| WHAT TO PRODUCE |
Find the lines holding the word "text" and collect them.
-- Begin SOURCE RECORDS --
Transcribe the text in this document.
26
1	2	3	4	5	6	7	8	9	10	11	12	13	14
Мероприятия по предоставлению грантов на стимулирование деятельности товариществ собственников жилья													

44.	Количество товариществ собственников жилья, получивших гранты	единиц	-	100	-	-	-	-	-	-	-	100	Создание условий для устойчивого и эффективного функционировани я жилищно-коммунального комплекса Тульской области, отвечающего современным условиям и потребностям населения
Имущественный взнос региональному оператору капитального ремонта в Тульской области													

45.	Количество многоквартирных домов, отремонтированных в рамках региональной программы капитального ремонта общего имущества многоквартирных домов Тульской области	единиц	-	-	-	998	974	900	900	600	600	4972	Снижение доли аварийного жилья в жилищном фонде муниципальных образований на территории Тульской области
-- End SOURCE RECORDS --
-- Begin SOURCE RECORDS --
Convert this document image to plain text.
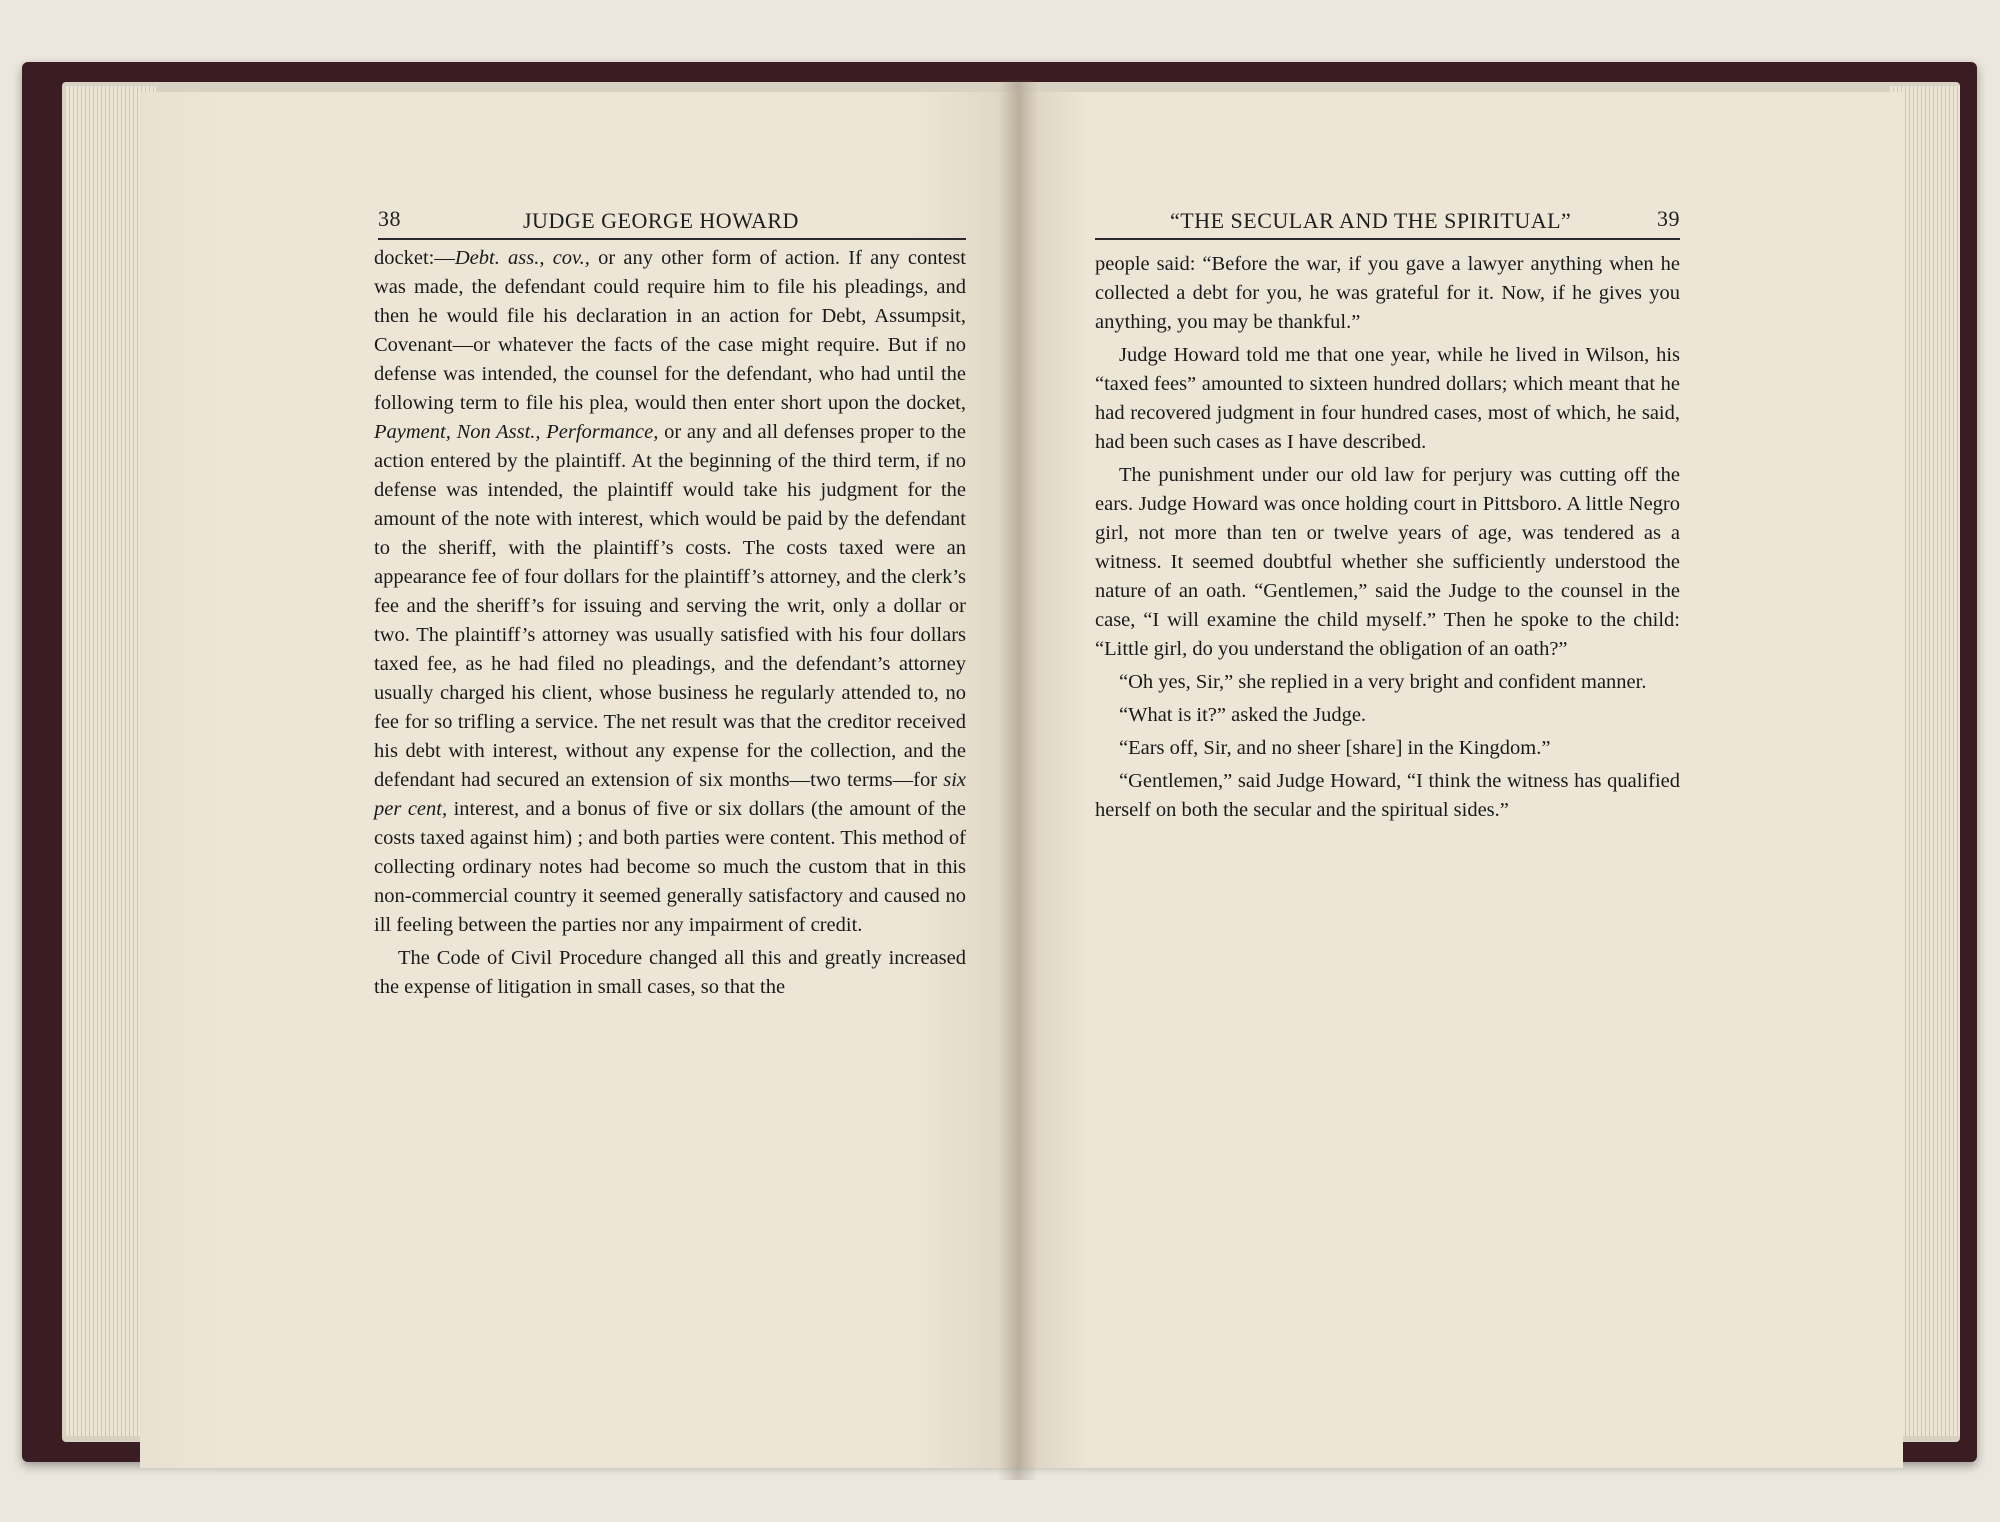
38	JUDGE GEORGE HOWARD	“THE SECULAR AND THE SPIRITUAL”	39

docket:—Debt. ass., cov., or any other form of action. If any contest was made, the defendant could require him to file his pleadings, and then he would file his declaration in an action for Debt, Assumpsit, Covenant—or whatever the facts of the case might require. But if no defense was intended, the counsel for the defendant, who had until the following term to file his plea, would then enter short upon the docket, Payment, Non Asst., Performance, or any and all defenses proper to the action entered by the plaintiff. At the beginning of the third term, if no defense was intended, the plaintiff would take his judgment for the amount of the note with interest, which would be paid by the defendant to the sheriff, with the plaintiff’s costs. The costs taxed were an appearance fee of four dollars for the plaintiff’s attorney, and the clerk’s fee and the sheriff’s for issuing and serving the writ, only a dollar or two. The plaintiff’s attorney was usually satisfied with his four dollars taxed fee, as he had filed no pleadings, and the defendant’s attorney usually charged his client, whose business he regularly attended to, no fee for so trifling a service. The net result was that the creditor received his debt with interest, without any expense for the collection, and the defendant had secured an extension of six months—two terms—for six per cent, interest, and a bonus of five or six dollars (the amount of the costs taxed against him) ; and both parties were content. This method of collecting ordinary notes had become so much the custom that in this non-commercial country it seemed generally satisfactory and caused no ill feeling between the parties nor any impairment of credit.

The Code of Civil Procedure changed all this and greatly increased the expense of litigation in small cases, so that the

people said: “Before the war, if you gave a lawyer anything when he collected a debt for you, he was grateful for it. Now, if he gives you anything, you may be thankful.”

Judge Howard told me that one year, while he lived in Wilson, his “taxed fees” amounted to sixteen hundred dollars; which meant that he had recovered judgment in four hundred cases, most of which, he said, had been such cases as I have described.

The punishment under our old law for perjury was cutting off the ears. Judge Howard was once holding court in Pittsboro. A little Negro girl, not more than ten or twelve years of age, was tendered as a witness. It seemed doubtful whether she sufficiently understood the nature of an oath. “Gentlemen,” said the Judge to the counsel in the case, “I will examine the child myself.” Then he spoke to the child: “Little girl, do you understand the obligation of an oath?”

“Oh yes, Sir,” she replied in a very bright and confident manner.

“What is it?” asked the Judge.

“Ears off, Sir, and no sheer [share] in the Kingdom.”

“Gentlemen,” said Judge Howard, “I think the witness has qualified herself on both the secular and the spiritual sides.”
-- End SOURCE RECORDS --
| SOLUTION TO THE EXERCISE |
Transcribe the text in this document.
Convert this document image to plain text.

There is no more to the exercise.